_Given exercise_
Leaving out all images, write out the records that follow exactly.
--- Begin Extracted material ---
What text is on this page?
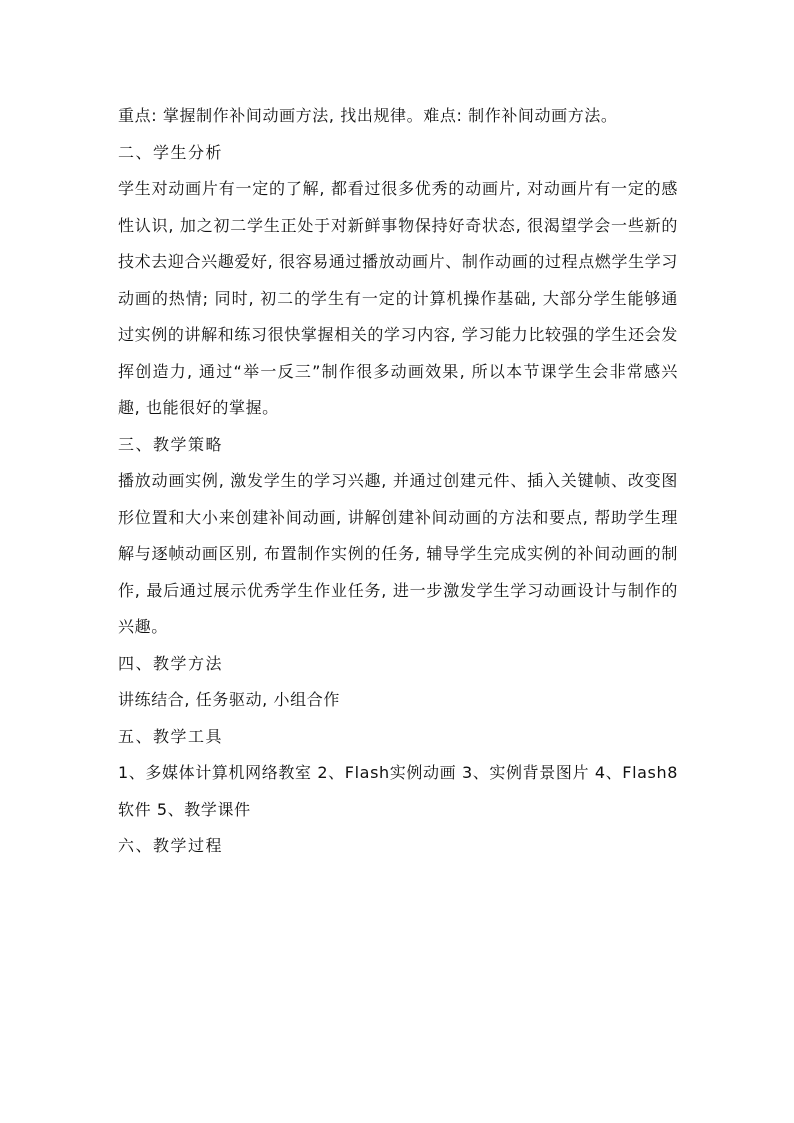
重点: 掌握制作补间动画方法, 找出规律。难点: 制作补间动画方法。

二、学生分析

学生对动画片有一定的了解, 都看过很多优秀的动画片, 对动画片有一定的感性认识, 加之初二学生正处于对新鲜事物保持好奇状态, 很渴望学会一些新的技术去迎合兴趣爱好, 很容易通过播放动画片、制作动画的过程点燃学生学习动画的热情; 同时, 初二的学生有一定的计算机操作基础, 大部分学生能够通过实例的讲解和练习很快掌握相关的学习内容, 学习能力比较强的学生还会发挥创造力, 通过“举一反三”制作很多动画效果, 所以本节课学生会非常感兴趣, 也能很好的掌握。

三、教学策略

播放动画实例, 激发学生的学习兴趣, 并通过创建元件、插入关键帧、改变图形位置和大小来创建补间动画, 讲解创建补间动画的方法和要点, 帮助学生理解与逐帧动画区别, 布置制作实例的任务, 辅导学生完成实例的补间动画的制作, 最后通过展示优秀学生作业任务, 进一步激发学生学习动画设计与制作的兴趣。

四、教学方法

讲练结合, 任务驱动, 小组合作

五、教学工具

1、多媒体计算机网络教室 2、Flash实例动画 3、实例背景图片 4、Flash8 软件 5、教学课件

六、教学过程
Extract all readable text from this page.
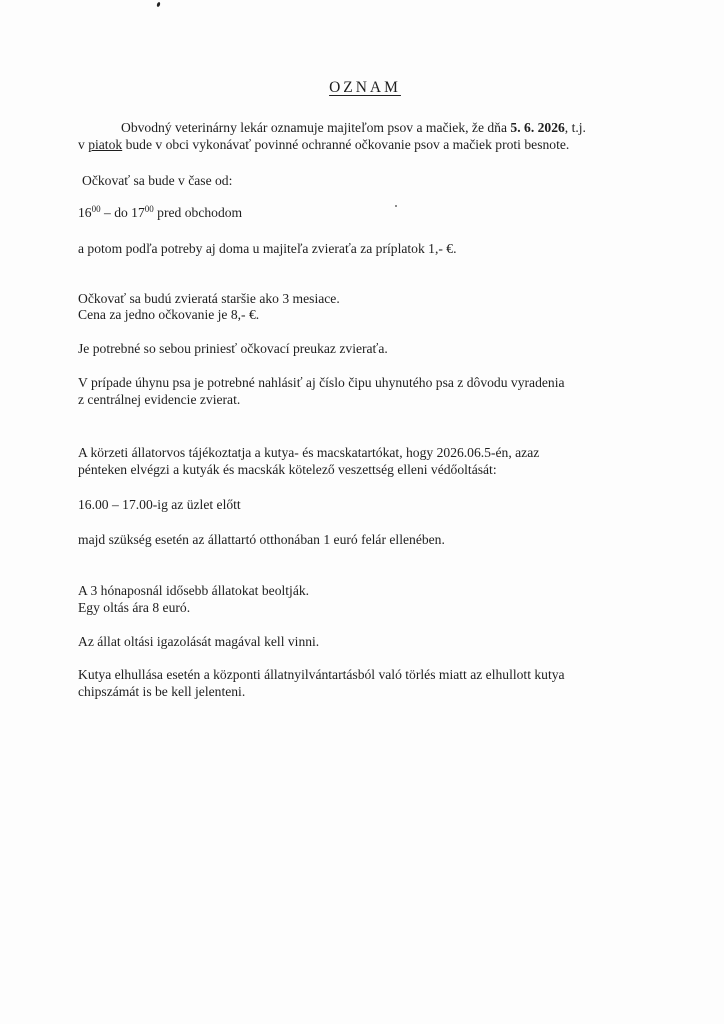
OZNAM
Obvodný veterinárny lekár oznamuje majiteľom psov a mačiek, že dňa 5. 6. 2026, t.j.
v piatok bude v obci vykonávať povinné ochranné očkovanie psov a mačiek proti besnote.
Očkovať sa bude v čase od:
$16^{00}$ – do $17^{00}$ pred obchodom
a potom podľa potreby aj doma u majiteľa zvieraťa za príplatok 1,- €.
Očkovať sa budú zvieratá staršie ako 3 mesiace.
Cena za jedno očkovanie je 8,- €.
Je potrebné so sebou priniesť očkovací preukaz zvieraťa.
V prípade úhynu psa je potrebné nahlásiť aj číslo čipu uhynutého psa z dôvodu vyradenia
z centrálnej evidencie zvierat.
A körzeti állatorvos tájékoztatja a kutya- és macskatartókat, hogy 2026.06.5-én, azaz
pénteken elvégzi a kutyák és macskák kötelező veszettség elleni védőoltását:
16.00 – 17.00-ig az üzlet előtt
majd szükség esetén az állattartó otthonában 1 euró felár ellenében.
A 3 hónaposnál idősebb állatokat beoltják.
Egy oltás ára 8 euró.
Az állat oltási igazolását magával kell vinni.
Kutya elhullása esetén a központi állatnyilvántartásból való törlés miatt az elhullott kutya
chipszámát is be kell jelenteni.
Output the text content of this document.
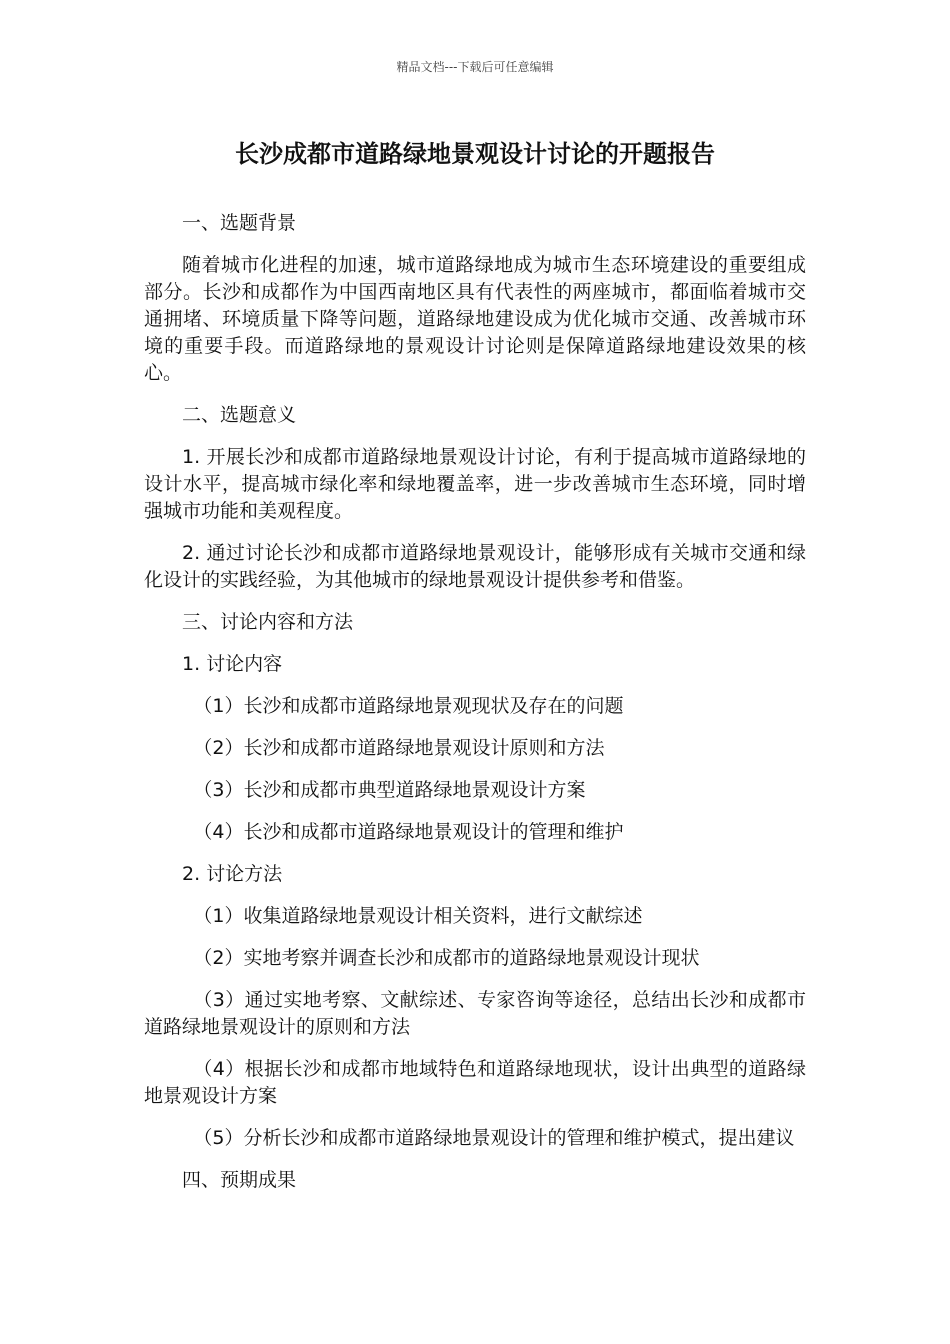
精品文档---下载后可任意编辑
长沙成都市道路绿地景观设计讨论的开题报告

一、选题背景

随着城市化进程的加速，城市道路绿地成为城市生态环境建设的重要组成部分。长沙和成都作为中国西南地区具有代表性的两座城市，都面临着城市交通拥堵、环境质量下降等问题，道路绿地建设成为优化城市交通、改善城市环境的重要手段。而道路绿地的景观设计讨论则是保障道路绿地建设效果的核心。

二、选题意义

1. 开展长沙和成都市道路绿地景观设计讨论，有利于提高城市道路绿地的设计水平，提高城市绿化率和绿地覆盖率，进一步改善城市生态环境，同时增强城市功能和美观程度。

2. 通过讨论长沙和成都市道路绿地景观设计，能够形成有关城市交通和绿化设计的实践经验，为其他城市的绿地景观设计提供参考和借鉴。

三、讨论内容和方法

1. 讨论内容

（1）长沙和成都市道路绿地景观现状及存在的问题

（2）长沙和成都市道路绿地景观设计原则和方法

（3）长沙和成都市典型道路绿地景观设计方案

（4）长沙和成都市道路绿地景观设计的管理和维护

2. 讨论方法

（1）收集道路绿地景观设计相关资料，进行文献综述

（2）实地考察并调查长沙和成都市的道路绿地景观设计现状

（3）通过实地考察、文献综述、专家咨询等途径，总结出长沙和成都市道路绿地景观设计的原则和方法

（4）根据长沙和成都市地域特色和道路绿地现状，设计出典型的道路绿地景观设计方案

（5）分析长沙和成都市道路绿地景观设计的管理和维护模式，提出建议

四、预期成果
--- End Extracted material ---
_Exercise result_
What text is on this page?
重点: 掌握制作补间动画方法, 找出规律。难点: 制作补间动画方法。

二、学生分析

学生对动画片有一定的了解, 都看过很多优秀的动画片, 对动画片有一定的感性认识, 加之初二学生正处于对新鲜事物保持好奇状态, 很渴望学会一些新的技术去迎合兴趣爱好, 很容易通过播放动画片、制作动画的过程点燃学生学习动画的热情; 同时, 初二的学生有一定的计算机操作基础, 大部分学生能够通过实例的讲解和练习很快掌握相关的学习内容, 学习能力比较强的学生还会发挥创造力, 通过“举一反三”制作很多动画效果, 所以本节课学生会非常感兴趣, 也能很好的掌握。

三、教学策略

播放动画实例, 激发学生的学习兴趣, 并通过创建元件、插入关键帧、改变图形位置和大小来创建补间动画, 讲解创建补间动画的方法和要点, 帮助学生理解与逐帧动画区别, 布置制作实例的任务, 辅导学生完成实例的补间动画的制作, 最后通过展示优秀学生作业任务, 进一步激发学生学习动画设计与制作的兴趣。

四、教学方法

讲练结合, 任务驱动, 小组合作

五、教学工具

1、多媒体计算机网络教室 2、Flash实例动画 3、实例背景图片 4、Flash8 软件 5、教学课件

六、教学过程
Extract all readable text from this page.
OZNAM
Obvodný veterinárny lekár oznamuje majiteľom psov a mačiek, že dňa 5. 6. 2026, t.j.
v piatok bude v obci vykonávať povinné ochranné očkovanie psov a mačiek proti besnote.
Očkovať sa bude v čase od:
$16^{00}$ – do $17^{00}$ pred obchodom
a potom podľa potreby aj doma u majiteľa zvieraťa za príplatok 1,- €.
Očkovať sa budú zvieratá staršie ako 3 mesiace.
Cena za jedno očkovanie je 8,- €.
Je potrebné so sebou priniesť očkovací preukaz zvieraťa.
V prípade úhynu psa je potrebné nahlásiť aj číslo čipu uhynutého psa z dôvodu vyradenia
z centrálnej evidencie zvierat.
A körzeti állatorvos tájékoztatja a kutya- és macskatartókat, hogy 2026.06.5-én, azaz
pénteken elvégzi a kutyák és macskák kötelező veszettség elleni védőoltását:
16.00 – 17.00-ig az üzlet előtt
majd szükség esetén az állattartó otthonában 1 euró felár ellenében.
A 3 hónaposnál idősebb állatokat beoltják.
Egy oltás ára 8 euró.
Az állat oltási igazolását magával kell vinni.
Kutya elhullása esetén a központi állatnyilvántartásból való törlés miatt az elhullott kutya
chipszámát is be kell jelenteni.
Output the text content of this document.
精品文档---下载后可任意编辑
长沙成都市道路绿地景观设计讨论的开题报告

一、选题背景

随着城市化进程的加速，城市道路绿地成为城市生态环境建设的重要组成部分。长沙和成都作为中国西南地区具有代表性的两座城市，都面临着城市交通拥堵、环境质量下降等问题，道路绿地建设成为优化城市交通、改善城市环境的重要手段。而道路绿地的景观设计讨论则是保障道路绿地建设效果的核心。

二、选题意义

1. 开展长沙和成都市道路绿地景观设计讨论，有利于提高城市道路绿地的设计水平，提高城市绿化率和绿地覆盖率，进一步改善城市生态环境，同时增强城市功能和美观程度。

2. 通过讨论长沙和成都市道路绿地景观设计，能够形成有关城市交通和绿化设计的实践经验，为其他城市的绿地景观设计提供参考和借鉴。

三、讨论内容和方法

1. 讨论内容

（1）长沙和成都市道路绿地景观现状及存在的问题

（2）长沙和成都市道路绿地景观设计原则和方法

（3）长沙和成都市典型道路绿地景观设计方案

（4）长沙和成都市道路绿地景观设计的管理和维护

2. 讨论方法

（1）收集道路绿地景观设计相关资料，进行文献综述

（2）实地考察并调查长沙和成都市的道路绿地景观设计现状

（3）通过实地考察、文献综述、专家咨询等途径，总结出长沙和成都市道路绿地景观设计的原则和方法

（4）根据长沙和成都市地域特色和道路绿地现状，设计出典型的道路绿地景观设计方案

（5）分析长沙和成都市道路绿地景观设计的管理和维护模式，提出建议

四、预期成果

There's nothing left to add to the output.